■ **Stored data**

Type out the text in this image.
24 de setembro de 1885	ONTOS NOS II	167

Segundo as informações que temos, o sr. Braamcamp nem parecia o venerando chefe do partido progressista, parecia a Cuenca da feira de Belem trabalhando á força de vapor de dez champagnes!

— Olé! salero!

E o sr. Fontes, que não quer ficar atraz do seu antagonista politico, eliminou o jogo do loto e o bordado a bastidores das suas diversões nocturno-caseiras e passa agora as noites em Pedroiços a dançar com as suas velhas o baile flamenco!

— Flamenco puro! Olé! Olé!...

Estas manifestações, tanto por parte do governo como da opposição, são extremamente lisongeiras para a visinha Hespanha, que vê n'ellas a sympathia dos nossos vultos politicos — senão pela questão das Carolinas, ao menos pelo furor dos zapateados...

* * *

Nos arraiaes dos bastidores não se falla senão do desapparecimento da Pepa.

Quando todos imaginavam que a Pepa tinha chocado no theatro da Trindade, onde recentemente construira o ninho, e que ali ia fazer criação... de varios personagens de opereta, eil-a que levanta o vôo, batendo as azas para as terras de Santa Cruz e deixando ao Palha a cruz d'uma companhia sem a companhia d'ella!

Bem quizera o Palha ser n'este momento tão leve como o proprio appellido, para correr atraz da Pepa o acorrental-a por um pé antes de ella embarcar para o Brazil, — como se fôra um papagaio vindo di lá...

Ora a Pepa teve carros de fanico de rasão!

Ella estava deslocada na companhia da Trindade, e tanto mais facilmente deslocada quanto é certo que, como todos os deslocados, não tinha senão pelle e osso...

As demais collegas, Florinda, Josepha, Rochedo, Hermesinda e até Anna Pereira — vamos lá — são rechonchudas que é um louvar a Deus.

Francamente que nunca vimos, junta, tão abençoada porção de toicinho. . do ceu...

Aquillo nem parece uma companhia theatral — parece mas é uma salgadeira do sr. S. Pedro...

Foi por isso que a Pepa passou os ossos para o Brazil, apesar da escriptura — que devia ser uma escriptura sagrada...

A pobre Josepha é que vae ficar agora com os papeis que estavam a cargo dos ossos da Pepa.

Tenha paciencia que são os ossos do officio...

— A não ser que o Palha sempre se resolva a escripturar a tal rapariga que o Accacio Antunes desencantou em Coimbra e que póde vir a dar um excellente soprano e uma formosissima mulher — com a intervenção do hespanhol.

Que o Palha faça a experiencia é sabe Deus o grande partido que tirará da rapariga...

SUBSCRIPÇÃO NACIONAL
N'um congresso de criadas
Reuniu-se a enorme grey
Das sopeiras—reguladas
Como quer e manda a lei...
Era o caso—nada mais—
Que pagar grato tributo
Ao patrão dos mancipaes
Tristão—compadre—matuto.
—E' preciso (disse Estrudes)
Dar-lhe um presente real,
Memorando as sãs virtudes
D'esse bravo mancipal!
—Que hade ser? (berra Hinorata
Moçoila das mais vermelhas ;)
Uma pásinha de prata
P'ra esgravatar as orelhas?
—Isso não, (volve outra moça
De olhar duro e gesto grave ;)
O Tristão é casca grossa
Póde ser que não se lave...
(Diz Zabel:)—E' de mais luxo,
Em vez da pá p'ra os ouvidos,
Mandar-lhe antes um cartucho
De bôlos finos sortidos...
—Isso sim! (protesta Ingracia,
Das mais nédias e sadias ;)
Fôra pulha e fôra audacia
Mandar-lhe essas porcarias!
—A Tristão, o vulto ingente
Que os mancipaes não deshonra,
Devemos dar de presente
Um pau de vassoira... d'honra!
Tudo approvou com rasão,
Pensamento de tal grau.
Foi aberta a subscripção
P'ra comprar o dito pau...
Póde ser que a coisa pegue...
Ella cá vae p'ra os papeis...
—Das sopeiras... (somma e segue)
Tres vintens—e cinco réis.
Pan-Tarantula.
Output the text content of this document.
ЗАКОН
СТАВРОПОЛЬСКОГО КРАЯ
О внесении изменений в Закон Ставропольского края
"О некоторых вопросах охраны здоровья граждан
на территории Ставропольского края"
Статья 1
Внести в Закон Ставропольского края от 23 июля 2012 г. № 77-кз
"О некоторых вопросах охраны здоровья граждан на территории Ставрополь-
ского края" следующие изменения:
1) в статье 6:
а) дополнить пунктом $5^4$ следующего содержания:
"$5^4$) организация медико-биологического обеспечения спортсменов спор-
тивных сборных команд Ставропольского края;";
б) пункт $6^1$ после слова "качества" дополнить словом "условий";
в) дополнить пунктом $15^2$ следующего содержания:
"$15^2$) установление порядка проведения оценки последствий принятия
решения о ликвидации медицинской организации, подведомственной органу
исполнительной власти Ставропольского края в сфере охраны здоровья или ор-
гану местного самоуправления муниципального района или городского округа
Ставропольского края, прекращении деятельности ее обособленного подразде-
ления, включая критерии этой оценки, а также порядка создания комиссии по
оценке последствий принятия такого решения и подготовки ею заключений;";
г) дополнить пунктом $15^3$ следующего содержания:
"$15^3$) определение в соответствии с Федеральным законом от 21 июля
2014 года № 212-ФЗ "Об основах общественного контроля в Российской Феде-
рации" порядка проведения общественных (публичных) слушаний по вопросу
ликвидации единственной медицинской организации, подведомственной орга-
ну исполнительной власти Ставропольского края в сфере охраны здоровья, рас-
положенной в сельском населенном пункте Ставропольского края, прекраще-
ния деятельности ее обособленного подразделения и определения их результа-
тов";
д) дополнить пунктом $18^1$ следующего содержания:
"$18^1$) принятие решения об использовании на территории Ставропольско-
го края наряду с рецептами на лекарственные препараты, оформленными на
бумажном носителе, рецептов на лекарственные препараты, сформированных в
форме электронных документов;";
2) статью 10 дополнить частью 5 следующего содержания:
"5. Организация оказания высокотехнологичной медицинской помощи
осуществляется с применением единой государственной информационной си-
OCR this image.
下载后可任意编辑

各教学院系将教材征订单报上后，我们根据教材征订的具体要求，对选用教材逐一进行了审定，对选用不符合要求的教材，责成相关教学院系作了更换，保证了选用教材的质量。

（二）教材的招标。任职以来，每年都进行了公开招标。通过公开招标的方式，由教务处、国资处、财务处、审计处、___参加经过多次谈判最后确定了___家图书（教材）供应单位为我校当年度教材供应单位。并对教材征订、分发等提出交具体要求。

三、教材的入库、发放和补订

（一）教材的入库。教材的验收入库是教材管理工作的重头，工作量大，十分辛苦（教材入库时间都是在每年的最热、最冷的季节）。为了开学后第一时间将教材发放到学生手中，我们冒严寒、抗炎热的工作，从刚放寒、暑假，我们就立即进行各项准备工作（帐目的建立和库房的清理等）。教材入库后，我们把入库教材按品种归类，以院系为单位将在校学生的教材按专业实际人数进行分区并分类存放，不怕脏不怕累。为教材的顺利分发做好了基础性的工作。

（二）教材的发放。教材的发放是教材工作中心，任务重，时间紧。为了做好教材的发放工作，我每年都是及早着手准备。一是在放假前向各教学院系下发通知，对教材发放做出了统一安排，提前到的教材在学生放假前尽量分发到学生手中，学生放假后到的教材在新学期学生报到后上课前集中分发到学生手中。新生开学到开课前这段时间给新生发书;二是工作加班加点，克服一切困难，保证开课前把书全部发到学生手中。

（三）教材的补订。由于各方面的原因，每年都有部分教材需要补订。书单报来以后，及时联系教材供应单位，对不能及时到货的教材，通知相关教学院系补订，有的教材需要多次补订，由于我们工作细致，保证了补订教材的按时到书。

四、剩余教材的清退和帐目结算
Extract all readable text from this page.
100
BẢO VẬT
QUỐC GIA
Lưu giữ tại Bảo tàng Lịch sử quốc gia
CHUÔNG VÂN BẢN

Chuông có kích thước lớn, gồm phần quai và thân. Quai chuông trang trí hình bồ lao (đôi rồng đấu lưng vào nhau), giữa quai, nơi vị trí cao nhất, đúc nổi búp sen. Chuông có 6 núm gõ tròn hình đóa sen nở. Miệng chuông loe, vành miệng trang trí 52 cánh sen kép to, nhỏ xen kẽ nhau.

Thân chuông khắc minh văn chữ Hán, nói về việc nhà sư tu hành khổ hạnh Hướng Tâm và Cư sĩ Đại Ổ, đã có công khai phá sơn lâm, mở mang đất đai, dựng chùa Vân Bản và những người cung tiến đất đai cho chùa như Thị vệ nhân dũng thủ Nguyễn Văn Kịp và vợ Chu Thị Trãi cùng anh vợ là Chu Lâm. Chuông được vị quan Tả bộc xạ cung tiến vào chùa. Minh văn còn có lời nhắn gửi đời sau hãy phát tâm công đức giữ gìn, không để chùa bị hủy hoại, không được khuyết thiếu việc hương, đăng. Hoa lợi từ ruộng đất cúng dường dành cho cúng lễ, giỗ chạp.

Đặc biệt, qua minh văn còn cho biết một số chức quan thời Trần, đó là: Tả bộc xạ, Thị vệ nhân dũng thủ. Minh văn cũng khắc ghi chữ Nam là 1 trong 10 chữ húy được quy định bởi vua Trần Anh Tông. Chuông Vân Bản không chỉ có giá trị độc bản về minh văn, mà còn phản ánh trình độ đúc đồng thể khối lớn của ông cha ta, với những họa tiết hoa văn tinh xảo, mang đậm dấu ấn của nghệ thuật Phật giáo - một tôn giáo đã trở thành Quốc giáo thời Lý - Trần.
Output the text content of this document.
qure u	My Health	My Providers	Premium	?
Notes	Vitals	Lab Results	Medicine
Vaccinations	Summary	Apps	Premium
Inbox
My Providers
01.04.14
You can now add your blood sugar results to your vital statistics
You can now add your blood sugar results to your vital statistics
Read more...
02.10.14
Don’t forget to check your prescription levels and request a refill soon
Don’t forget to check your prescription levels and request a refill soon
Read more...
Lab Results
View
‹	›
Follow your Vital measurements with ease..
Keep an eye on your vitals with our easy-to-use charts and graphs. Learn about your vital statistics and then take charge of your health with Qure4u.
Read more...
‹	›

■ **Exercise directions**
Find and copy every line in the entries above where the string "территории" occurs.

■ **Full response**
на территории Ставропольского края"
"О некоторых вопросах охраны здоровья граждан на территории Ставрополь-
"$18^1$) принятие решения об использовании на территории Ставропольско-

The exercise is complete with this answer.